Given passage:
Taxes, Inequality Are Growing Problems For Amazon In HQ1 And Push For HQ2

There’s a lot going on over at Amazon, but things are complicated for the world’s largest Internet company by revenue. Among the company’s biggest problems are taxes and a lack of diversity.

Amazon is currently in a battle over Seattle’s tax proposal meant to address the state of emergency over homelessness all while they are trying to build a second headquarters. Seattle votes today on a tax on big businesses that would address an escalating crisis in homelessness–and Amazon is not happy about it. In fact, Amazon has paused construction on a 405,000-square-foot development just north of downtown. Amazon also said it’s “evaluating options” to sublease its 722,000 square feet office space in the Rainier Tower building, also currently under construction, Seattle Curbed reported.

The city and has warned that “it would forgo additional space it recently leased if the council approves the tax, which is intended to raise $75 million a year,” the Intercept reported.

Amazon is also in the news for getting tax breaks while employees are relying on food stamps, according to a new report.

“Later this year, Amazon will begin accepting grocery orders from customers using the Supplemental Nutrition Assistance Program, the federal anti-poverty program formerly known as food stamps. As the nation’s largest e-commerce grocer, Amazon stands to profit more than any other retailer when the $70 billion program goes online after an initial eight-state pilot,” the Intercept reported.

As competition heated up for cities hoping to land Amazon HQ2, leading Democrats criticized the online retail giant for asking taxpayers to subsidize and offer tax credits to win the second headquarters of one of the world’s most valuable companies.

“The cities should not compete against each other in a race to the bottom. It’s absurd for the taxpayers to offer subsidies to one of the richest companies in the world,” Rep. Ro Khanna, D-CA, said in a statement to The Intercept.

Miami offered Amazon $6.2 million in subsidies — and that was by no means the highest offer from finalists for Amazon’s second headquarters, according to Good Jobs First, a nonprofit that tracks subsidies.

But while Amazon is raking in millions and getting tax breaks in the process, many of its employees are on food stamps.

“In Pennsylvania, for instance, an estimated $24.8 million in subsidies support 13 warehouses employing around 10,000 workers. At the same time, more than 1,000 of those workers don’t make enough money to buy groceries, according to public data provided by the state,” the Intercept reported. “In January, after Policy Matters Ohio reported state data showing 1,430 Amazon workers and their family members enrolled in SNAP.”

The numbers don’t lie. While Amazon was the 28th largest employer in Arizona in 2017, but it ranked fifth for the number of employees enrolled in SNAP. It is the same in Pennsylvania where it’s the 19th largest employer. This is the case in any other states, where Amazon employees are enrolled in SNAP in high numbers.

Material supplied:
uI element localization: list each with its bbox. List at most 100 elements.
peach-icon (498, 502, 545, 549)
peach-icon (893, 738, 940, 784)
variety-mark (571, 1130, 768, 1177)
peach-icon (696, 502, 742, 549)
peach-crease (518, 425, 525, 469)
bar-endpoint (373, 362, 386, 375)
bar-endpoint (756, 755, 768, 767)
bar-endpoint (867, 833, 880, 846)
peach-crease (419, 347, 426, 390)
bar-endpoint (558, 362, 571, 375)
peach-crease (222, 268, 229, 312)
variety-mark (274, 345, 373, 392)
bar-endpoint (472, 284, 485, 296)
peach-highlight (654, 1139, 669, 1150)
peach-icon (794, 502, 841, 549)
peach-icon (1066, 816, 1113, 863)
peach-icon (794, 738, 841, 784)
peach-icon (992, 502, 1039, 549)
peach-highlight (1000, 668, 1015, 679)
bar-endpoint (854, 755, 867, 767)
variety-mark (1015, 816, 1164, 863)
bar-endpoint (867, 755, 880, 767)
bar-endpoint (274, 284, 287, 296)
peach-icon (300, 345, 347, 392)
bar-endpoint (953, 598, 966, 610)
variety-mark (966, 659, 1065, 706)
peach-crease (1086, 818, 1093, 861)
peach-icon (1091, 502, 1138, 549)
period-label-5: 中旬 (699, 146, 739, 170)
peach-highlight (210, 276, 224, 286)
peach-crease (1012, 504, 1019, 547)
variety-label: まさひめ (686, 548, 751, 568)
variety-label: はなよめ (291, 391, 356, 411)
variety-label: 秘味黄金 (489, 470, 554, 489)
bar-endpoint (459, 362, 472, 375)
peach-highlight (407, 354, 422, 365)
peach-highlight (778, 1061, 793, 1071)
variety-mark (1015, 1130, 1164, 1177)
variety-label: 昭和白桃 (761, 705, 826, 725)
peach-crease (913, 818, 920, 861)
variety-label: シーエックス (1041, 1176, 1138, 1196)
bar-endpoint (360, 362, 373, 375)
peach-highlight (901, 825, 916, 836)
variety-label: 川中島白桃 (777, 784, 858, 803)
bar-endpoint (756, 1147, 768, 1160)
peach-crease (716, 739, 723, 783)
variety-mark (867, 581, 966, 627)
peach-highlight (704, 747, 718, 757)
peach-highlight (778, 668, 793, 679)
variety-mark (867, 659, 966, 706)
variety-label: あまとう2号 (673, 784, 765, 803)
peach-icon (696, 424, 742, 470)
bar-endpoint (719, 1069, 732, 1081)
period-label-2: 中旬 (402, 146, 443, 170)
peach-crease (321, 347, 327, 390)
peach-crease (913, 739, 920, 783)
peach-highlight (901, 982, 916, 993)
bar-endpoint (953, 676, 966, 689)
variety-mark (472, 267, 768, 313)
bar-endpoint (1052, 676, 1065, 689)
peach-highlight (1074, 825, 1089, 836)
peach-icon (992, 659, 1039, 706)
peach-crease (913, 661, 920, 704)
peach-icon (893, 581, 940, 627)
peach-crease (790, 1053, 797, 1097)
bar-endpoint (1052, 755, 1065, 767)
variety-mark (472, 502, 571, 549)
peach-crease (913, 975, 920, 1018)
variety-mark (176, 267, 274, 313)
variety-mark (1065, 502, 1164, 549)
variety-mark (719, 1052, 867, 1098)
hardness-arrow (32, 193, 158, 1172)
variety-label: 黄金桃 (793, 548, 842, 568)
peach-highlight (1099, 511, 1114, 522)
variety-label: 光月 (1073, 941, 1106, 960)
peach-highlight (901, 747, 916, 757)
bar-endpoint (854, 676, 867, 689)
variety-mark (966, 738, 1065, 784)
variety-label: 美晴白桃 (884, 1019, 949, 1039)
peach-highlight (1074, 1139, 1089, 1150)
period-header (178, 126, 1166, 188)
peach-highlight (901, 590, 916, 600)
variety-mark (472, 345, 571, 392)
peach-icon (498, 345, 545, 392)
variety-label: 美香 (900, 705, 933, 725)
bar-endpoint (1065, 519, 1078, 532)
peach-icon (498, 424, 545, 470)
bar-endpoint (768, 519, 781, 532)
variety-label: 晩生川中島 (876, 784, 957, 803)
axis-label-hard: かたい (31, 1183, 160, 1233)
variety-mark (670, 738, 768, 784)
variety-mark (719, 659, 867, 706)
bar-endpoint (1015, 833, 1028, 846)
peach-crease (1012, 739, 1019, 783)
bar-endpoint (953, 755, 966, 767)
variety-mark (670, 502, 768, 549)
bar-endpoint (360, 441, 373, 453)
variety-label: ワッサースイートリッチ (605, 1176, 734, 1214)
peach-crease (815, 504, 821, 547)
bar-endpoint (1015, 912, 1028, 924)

Directives:
1: According to the Amazon article, why does Amazon stand to profit more than any other retailer once the SNAP program goes online?
2: Reproduce the Amazon article word for word, starting with "There’s a lot" and going on through "lack of diversity.".
The entries are separate from the Amazon article.

Problem solutions:
1: Amazon is the nation's largest e-commerce grocer. That position is why it stands to profit more than any other retailer when the $70 billion program goes online after the initial eight-state pilot.

2:
There’s a lot going on over at Amazon, but things are complicated for the world’s largest Internet company by revenue. Among the company’s biggest problems are taxes and a lack of diversity.